» **Problem details**:
Without including any images, reproduce each entry exactly.
### Listing
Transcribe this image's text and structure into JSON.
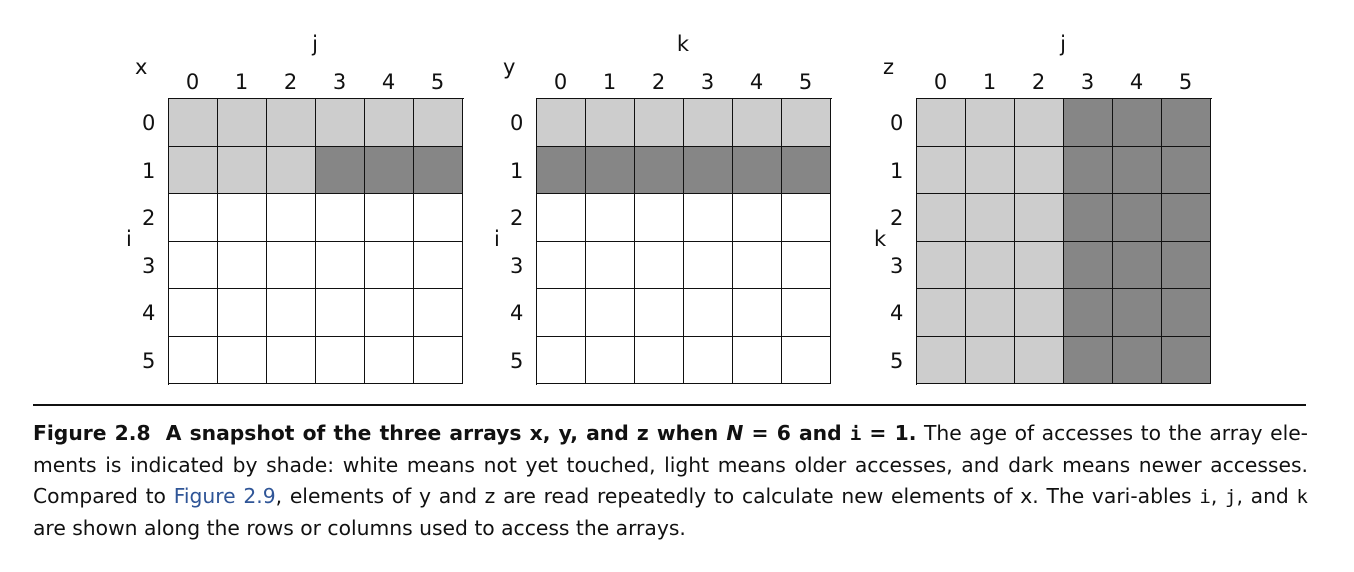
{
  "diagram": {
    "arrays": [
      {
        "name": "x",
        "row_var": "i",
        "col_var": "j",
        "row_labels": [
          "0",
          "1",
          "2",
          "3",
          "4",
          "5"
        ],
        "col_labels": [
          "0",
          "1",
          "2",
          "3",
          "4",
          "5"
        ],
        "cells": [
          [
            "light",
            "light",
            "light",
            "light",
            "light",
            "light"
          ],
          [
            "light",
            "light",
            "light",
            "dark",
            "dark",
            "dark"
          ],
          [
            "white",
            "white",
            "white",
            "white",
            "white",
            "white"
          ],
          [
            "white",
            "white",
            "white",
            "white",
            "white",
            "white"
          ],
          [
            "white",
            "white",
            "white",
            "white",
            "white",
            "white"
          ],
          [
            "white",
            "white",
            "white",
            "white",
            "white",
            "white"
          ]
        ]
      },
      {
        "name": "y",
        "row_var": "i",
        "col_var": "k",
        "row_labels": [
          "0",
          "1",
          "2",
          "3",
          "4",
          "5"
        ],
        "col_labels": [
          "0",
          "1",
          "2",
          "3",
          "4",
          "5"
        ],
        "cells": [
          [
            "light",
            "light",
            "light",
            "light",
            "light",
            "light"
          ],
          [
            "dark",
            "dark",
            "dark",
            "dark",
            "dark",
            "dark"
          ],
          [
            "white",
            "white",
            "white",
            "white",
            "white",
            "white"
          ],
          [
            "white",
            "white",
            "white",
            "white",
            "white",
            "white"
          ],
          [
            "white",
            "white",
            "white",
            "white",
            "white",
            "white"
          ],
          [
            "white",
            "white",
            "white",
            "white",
            "white",
            "white"
          ]
        ]
      },
      {
        "name": "z",
        "row_var": "k",
        "col_var": "j",
        "row_labels": [
          "0",
          "1",
          "2",
          "3",
          "4",
          "5"
        ],
        "col_labels": [
          "0",
          "1",
          "2",
          "3",
          "4",
          "5"
        ],
        "cells": [
          [
            "light",
            "light",
            "light",
            "dark",
            "dark",
            "dark"
          ],
          [
            "light",
            "light",
            "light",
            "dark",
            "dark",
            "dark"
          ],
          [
            "light",
            "light",
            "light",
            "dark",
            "dark",
            "dark"
          ],
          [
            "light",
            "light",
            "light",
            "dark",
            "dark",
            "dark"
          ],
          [
            "light",
            "light",
            "light",
            "dark",
            "dark",
            "dark"
          ],
          [
            "light",
            "light",
            "light",
            "dark",
            "dark",
            "dark"
          ]
        ]
      }
    ],
    "shade_colors": {
      "white": "#ffffff",
      "light": "#cdcdcd",
      "dark": "#868686"
    }
  },
  "caption": {
    "label": "Figure 2.8",
    "title_a": "A snapshot of the three arrays x, y, and z when ",
    "title_n": "N",
    "title_b": " = 6 and ",
    "title_i": "i",
    "title_c": " = 1.",
    "body_1": " The age of accesses to the array ele-ments is indicated by shade: white means not yet touched, light means older accesses, and dark means newer accesses. Compared to ",
    "link": "Figure 2.9",
    "body_2": ", elements of y and z are read repeatedly to calculate new elements of x. The vari-ables ",
    "var_i": "i",
    "sep_1": ", ",
    "var_j": "j",
    "sep_2": ", and ",
    "var_k": "k",
    "body_3": " are shown along the rows or columns used to access the arrays."
  }
}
######
» **The response**:
Transcribe this image's text and structure into JSON.
{
  "diagram": {
    "arrays": [
      {
        "name": "x",
        "row_var": "i",
        "col_var": "j",
        "row_labels": [
          "0",
          "1",
          "2",
          "3",
          "4",
          "5"
        ],
        "col_labels": [
          "0",
          "1",
          "2",
          "3",
          "4",
          "5"
        ],
        "cells": [
          [
            "light",
            "light",
            "light",
            "light",
            "light",
            "light"
          ],
          [
            "light",
            "light",
            "light",
            "dark",
            "dark",
            "dark"
          ],
          [
            "white",
            "white",
            "white",
            "white",
            "white",
            "white"
          ],
          [
            "white",
            "white",
            "white",
            "white",
            "white",
            "white"
          ],
          [
            "white",
            "white",
            "white",
            "white",
            "white",
            "white"
          ],
          [
            "white",
            "white",
            "white",
            "white",
            "white",
            "white"
          ]
        ]
      },
      {
        "name": "y",
        "row_var": "i",
        "col_var": "k",
        "row_labels": [
          "0",
          "1",
          "2",
          "3",
          "4",
          "5"
        ],
        "col_labels": [
          "0",
          "1",
          "2",
          "3",
          "4",
          "5"
        ],
        "cells": [
          [
            "light",
            "light",
            "light",
            "light",
            "light",
            "light"
          ],
          [
            "dark",
            "dark",
            "dark",
            "dark",
            "dark",
            "dark"
          ],
          [
            "white",
            "white",
            "white",
            "white",
            "white",
            "white"
          ],
          [
            "white",
            "white",
            "white",
            "white",
            "white",
            "white"
          ],
          [
            "white",
            "white",
            "white",
            "white",
            "white",
            "white"
          ],
          [
            "white",
            "white",
            "white",
            "white",
            "white",
            "white"
          ]
        ]
      },
      {
        "name": "z",
        "row_var": "k",
        "col_var": "j",
        "row_labels": [
          "0",
          "1",
          "2",
          "3",
          "4",
          "5"
        ],
        "col_labels": [
          "0",
          "1",
          "2",
          "3",
          "4",
          "5"
        ],
        "cells": [
          [
            "light",
            "light",
            "light",
            "dark",
            "dark",
            "dark"
          ],
          [
            "light",
            "light",
            "light",
            "dark",
            "dark",
            "dark"
          ],
          [
            "light",
            "light",
            "light",
            "dark",
            "dark",
            "dark"
          ],
          [
            "light",
            "light",
            "light",
            "dark",
            "dark",
            "dark"
          ],
          [
            "light",
            "light",
            "light",
            "dark",
            "dark",
            "dark"
          ],
          [
            "light",
            "light",
            "light",
            "dark",
            "dark",
            "dark"
          ]
        ]
      }
    ],
    "shade_colors": {
      "white": "#ffffff",
      "light": "#cdcdcd",
      "dark": "#868686"
    }
  },
  "caption": {
    "label": "Figure 2.8",
    "title_a": "A snapshot of the three arrays x, y, and z when ",
    "title_n": "N",
    "title_b": " = 6 and ",
    "title_i": "i",
    "title_c": " = 1.",
    "body_1": " The age of accesses to the array ele-ments is indicated by shade: white means not yet touched, light means older accesses, and dark means newer accesses. Compared to ",
    "link": "Figure 2.9",
    "body_2": ", elements of y and z are read repeatedly to calculate new elements of x. The vari-ables ",
    "var_i": "i",
    "sep_1": ", ",
    "var_j": "j",
    "sep_2": ", and ",
    "var_k": "k",
    "body_3": " are shown along the rows or columns used to access the arrays."
  }
}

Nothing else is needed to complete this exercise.